**REQUIREMENT:**
Reproduce verbatim every line of the data from the line containing "headline-line3: YANG LOLOS" down to the line containing "bar-value-label: 4,8: [261, 487, 276, 499]", including both of those lines.

**RECORDS FOR THIS EXERCISE:**

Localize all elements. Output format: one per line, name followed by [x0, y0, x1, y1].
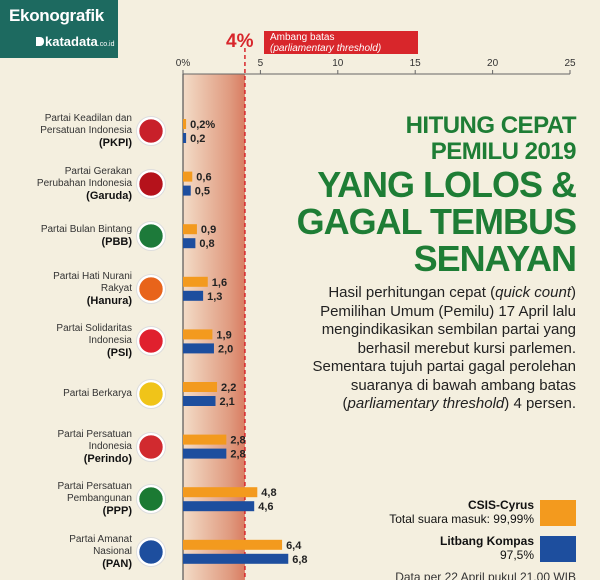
headline-line3: YANG LOLOS &: [317, 164, 577, 205]
bar-csis: [183, 487, 258, 498]
bar-csis: [183, 276, 208, 287]
party-logo-icon: [136, 431, 166, 462]
threshold-label-box: Ambang batas (parliamentary threshold): [264, 31, 418, 54]
legend-name: Litbang Kompas: [439, 534, 534, 548]
footnote: Data per 22 April pukul 21.00 WIB: [395, 570, 576, 580]
bar-value-label: 0,5: [195, 186, 210, 198]
party-name: Partai Persatuan Indonesia (Perindo): [57, 428, 133, 465]
bar-value-label: 2,0: [218, 343, 233, 355]
legend-swatch-orange: [540, 500, 576, 526]
bar-kompas: [183, 501, 255, 512]
party-name: Partai Bulan Bintang (PBB): [40, 224, 132, 249]
x-tick-label: 15: [410, 58, 422, 69]
bar-kompas: [183, 343, 214, 354]
legend-detail: 97,5%: [499, 548, 534, 562]
bar-value-label: 2,2: [221, 382, 236, 394]
bar-csis: [183, 434, 227, 445]
party-logo-icon: [136, 168, 166, 199]
bar-value-label: 4,6: [258, 501, 273, 513]
bar-kompas: [183, 290, 204, 301]
bar-value-label: 0,2%: [190, 119, 215, 131]
party-logo-icon: [136, 326, 166, 357]
brand-block: Ekonografik katadata.co.id: [0, 0, 118, 58]
bar-value-label: 4,8: [261, 487, 276, 499]
x-tick-label: 0%: [176, 58, 191, 69]
x-tick-label: 20: [487, 58, 499, 69]
bar-value-label: 2,8: [230, 435, 245, 447]
body-text: Hasil perhitungan cepat (quick count) Pe…: [312, 284, 576, 412]
legend-name: CSIS-Cyrus: [467, 498, 534, 512]
threshold-label-italic: (parliamentary threshold): [270, 43, 382, 54]
party-logo-icon: [136, 273, 166, 304]
x-tick-label: 10: [332, 58, 344, 69]
bar-value-label: 0,6: [196, 172, 211, 184]
bar-value-label: 1,9: [216, 329, 231, 341]
party-logo-icon: [136, 379, 166, 409]
party-name: Partai Persatuan Pembangunan (PPP): [57, 481, 133, 518]
bar-kompas: [183, 553, 289, 564]
bar-value-label: 2,1: [220, 396, 235, 408]
party-name: Partai Keadilan dan Persatuan Indonesia (P…: [40, 113, 132, 149]
bar-value-label: 1,3: [207, 291, 222, 303]
chart-layer: 0% 5 10 15 20 25 0,2% 0,2 0,6 0,5 0,9 0,8 1,6 1,3 1,9 2…: [176, 48, 576, 580]
bar-value-label: 0,2: [190, 133, 205, 145]
x-tick-label: 25: [564, 58, 576, 69]
headline-line2: PEMILU 2019: [430, 138, 577, 165]
brand-logo-text: katadata.co.id: [45, 34, 115, 49]
party-logo-icon: [136, 116, 166, 146]
headline: HITUNG CEPAT PEMILU 2019 YANG LOLOS & GA…: [296, 112, 577, 279]
bar-value-label: 0,8: [199, 238, 214, 250]
bar-value-label: 2,8: [230, 449, 245, 461]
headline-line5: SENAYAN: [413, 238, 577, 279]
party-name: Partai Amanat Nasional (PAN): [69, 533, 132, 570]
party-name: Partai Solidaritas Indonesia (PSI): [56, 323, 132, 360]
katadata-logo-icon: [36, 37, 44, 46]
party-name: Partai Berkarya: [63, 388, 132, 399]
legend-swatch-blue: [540, 536, 576, 562]
party-logo-icon: [136, 536, 166, 567]
bar-value-label: 6,8: [292, 554, 307, 566]
party-name: Partai Hati Nurani Rakyat (Hanura): [53, 270, 132, 307]
party-logo-icon: [136, 484, 166, 515]
bar-csis: [183, 329, 213, 340]
brand-name: Ekonografik: [9, 6, 104, 25]
bar-value-label: 6,4: [286, 540, 302, 552]
bar-kompas: [183, 448, 227, 459]
threshold-label: Ambang batas: [270, 32, 335, 43]
party-name: Partai Gerakan Perubahan Indonesia (Garuda…: [36, 165, 132, 202]
bar-kompas: [183, 238, 196, 249]
bar-csis: [183, 224, 197, 235]
headline-line4: GAGAL TEMBUS: [296, 201, 577, 242]
bar-kompas: [183, 396, 216, 406]
headline-line1: HITUNG CEPAT: [405, 112, 577, 139]
bar-csis: [183, 539, 283, 550]
threshold-percent: 4%: [226, 31, 254, 52]
bar-value-label: 1,6: [212, 277, 227, 289]
bar-value-label: 0,9: [201, 224, 216, 236]
bar-csis: [183, 119, 187, 129]
x-tick-label: 5: [258, 58, 264, 69]
bar-csis: [183, 382, 218, 392]
party-logo-icon: [136, 221, 166, 252]
bar-kompas: [183, 133, 187, 143]
bar-kompas: [183, 185, 191, 196]
legend-detail: Total suara masuk: 99,99%: [389, 512, 534, 526]
bar-csis: [183, 171, 193, 182]
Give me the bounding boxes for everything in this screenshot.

**OUTPUT FOR THIS EXERCISE:**
headline-line3: YANG LOLOS &: [317, 164, 577, 205]
bar-csis: [183, 487, 258, 498]
bar-csis: [183, 276, 208, 287]
party-logo-icon: [136, 431, 166, 462]
threshold-label-box: Ambang batas (parliamentary threshold): [264, 31, 418, 54]
legend-name: Litbang Kompas: [439, 534, 534, 548]
footnote: Data per 22 April pukul 21.00 WIB: [395, 570, 576, 580]
bar-value-label: 0,5: [195, 186, 210, 198]
party-name: Partai Persatuan Indonesia (Perindo): [57, 428, 133, 465]
bar-value-label: 2,0: [218, 343, 233, 355]
legend-swatch-orange: [540, 500, 576, 526]
bar-kompas: [183, 501, 255, 512]
party-name: Partai Bulan Bintang (PBB): [40, 224, 132, 249]
x-tick-label: 15: [410, 58, 422, 69]
bar-kompas: [183, 343, 214, 354]
legend-detail: 97,5%: [499, 548, 534, 562]
bar-value-label: 2,2: [221, 382, 236, 394]
bar-csis: [183, 434, 227, 445]
party-logo-icon: [136, 168, 166, 199]
bar-value-label: 4,6: [258, 501, 273, 513]
bar-kompas: [183, 290, 204, 301]
bar-value-label: 0,2%: [190, 119, 215, 131]
party-logo-icon: [136, 326, 166, 357]
brand-block: Ekonografik katadata.co.id: [0, 0, 118, 58]
bar-value-label: 4,8: [261, 487, 276, 499]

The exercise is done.